*Task details*: Reproduce all of the listing below without alteration.

*Entries shown*:
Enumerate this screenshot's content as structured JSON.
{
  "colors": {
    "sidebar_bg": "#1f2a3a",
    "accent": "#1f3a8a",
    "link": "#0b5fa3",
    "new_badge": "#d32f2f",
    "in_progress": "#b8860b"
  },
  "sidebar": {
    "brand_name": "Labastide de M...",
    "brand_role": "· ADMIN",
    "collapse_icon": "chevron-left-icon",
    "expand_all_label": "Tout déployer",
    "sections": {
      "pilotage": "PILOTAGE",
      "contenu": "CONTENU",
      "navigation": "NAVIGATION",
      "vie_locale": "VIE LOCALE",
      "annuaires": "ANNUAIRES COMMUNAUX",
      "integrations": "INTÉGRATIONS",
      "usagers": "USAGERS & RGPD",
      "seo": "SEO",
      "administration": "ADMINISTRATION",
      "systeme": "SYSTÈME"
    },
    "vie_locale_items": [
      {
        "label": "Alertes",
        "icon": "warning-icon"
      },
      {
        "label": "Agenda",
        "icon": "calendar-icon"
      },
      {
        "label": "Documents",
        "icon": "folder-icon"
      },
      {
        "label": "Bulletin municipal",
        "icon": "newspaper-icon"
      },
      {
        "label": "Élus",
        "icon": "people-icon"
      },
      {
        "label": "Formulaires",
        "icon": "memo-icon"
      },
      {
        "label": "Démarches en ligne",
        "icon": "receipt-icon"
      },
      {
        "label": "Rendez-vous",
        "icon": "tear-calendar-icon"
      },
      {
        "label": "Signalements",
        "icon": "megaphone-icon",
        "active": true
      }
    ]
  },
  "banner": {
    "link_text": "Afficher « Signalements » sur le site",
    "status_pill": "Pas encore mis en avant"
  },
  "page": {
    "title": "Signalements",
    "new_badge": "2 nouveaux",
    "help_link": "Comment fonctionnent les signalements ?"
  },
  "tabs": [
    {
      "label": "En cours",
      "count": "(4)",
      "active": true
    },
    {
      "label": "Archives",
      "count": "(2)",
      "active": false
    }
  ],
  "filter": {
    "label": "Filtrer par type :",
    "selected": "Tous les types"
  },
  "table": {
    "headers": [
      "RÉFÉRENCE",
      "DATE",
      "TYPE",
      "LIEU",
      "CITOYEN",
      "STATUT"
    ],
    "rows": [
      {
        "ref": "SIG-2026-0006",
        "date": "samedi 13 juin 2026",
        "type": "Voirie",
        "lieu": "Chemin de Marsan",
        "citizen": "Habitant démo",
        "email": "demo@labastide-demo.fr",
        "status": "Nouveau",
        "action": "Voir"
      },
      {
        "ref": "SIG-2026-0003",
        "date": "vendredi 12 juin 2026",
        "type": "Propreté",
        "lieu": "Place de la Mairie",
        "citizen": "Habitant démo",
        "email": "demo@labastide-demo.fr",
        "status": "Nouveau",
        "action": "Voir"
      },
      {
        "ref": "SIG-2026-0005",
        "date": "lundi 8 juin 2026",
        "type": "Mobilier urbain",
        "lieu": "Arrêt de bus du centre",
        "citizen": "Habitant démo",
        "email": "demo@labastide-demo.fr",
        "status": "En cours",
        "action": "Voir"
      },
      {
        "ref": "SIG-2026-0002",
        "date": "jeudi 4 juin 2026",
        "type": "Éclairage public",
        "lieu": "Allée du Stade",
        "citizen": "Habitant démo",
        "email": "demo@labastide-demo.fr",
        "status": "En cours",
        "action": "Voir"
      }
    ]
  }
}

*Solved problem*:
Enumerate this screenshot's content as structured JSON.
{
  "colors": {
    "sidebar_bg": "#1f2a3a",
    "accent": "#1f3a8a",
    "link": "#0b5fa3",
    "new_badge": "#d32f2f",
    "in_progress": "#b8860b"
  },
  "sidebar": {
    "brand_name": "Labastide de M...",
    "brand_role": "· ADMIN",
    "collapse_icon": "chevron-left-icon",
    "expand_all_label": "Tout déployer",
    "sections": {
      "pilotage": "PILOTAGE",
      "contenu": "CONTENU",
      "navigation": "NAVIGATION",
      "vie_locale": "VIE LOCALE",
      "annuaires": "ANNUAIRES COMMUNAUX",
      "integrations": "INTÉGRATIONS",
      "usagers": "USAGERS & RGPD",
      "seo": "SEO",
      "administration": "ADMINISTRATION",
      "systeme": "SYSTÈME"
    },
    "vie_locale_items": [
      {
        "label": "Alertes",
        "icon": "warning-icon"
      },
      {
        "label": "Agenda",
        "icon": "calendar-icon"
      },
      {
        "label": "Documents",
        "icon": "folder-icon"
      },
      {
        "label": "Bulletin municipal",
        "icon": "newspaper-icon"
      },
      {
        "label": "Élus",
        "icon": "people-icon"
      },
      {
        "label": "Formulaires",
        "icon": "memo-icon"
      },
      {
        "label": "Démarches en ligne",
        "icon": "receipt-icon"
      },
      {
        "label": "Rendez-vous",
        "icon": "tear-calendar-icon"
      },
      {
        "label": "Signalements",
        "icon": "megaphone-icon",
        "active": true
      }
    ]
  },
  "banner": {
    "link_text": "Afficher « Signalements » sur le site",
    "status_pill": "Pas encore mis en avant"
  },
  "page": {
    "title": "Signalements",
    "new_badge": "2 nouveaux",
    "help_link": "Comment fonctionnent les signalements ?"
  },
  "tabs": [
    {
      "label": "En cours",
      "count": "(4)",
      "active": true
    },
    {
      "label": "Archives",
      "count": "(2)",
      "active": false
    }
  ],
  "filter": {
    "label": "Filtrer par type :",
    "selected": "Tous les types"
  },
  "table": {
    "headers": [
      "RÉFÉRENCE",
      "DATE",
      "TYPE",
      "LIEU",
      "CITOYEN",
      "STATUT"
    ],
    "rows": [
      {
        "ref": "SIG-2026-0006",
        "date": "samedi 13 juin 2026",
        "type": "Voirie",
        "lieu": "Chemin de Marsan",
        "citizen": "Habitant démo",
        "email": "demo@labastide-demo.fr",
        "status": "Nouveau",
        "action": "Voir"
      },
      {
        "ref": "SIG-2026-0003",
        "date": "vendredi 12 juin 2026",
        "type": "Propreté",
        "lieu": "Place de la Mairie",
        "citizen": "Habitant démo",
        "email": "demo@labastide-demo.fr",
        "status": "Nouveau",
        "action": "Voir"
      },
      {
        "ref": "SIG-2026-0005",
        "date": "lundi 8 juin 2026",
        "type": "Mobilier urbain",
        "lieu": "Arrêt de bus du centre",
        "citizen": "Habitant démo",
        "email": "demo@labastide-demo.fr",
        "status": "En cours",
        "action": "Voir"
      },
      {
        "ref": "SIG-2026-0002",
        "date": "jeudi 4 juin 2026",
        "type": "Éclairage public",
        "lieu": "Allée du Stade",
        "citizen": "Habitant démo",
        "email": "demo@labastide-demo.fr",
        "status": "En cours",
        "action": "Voir"
      }
    ]
  }
}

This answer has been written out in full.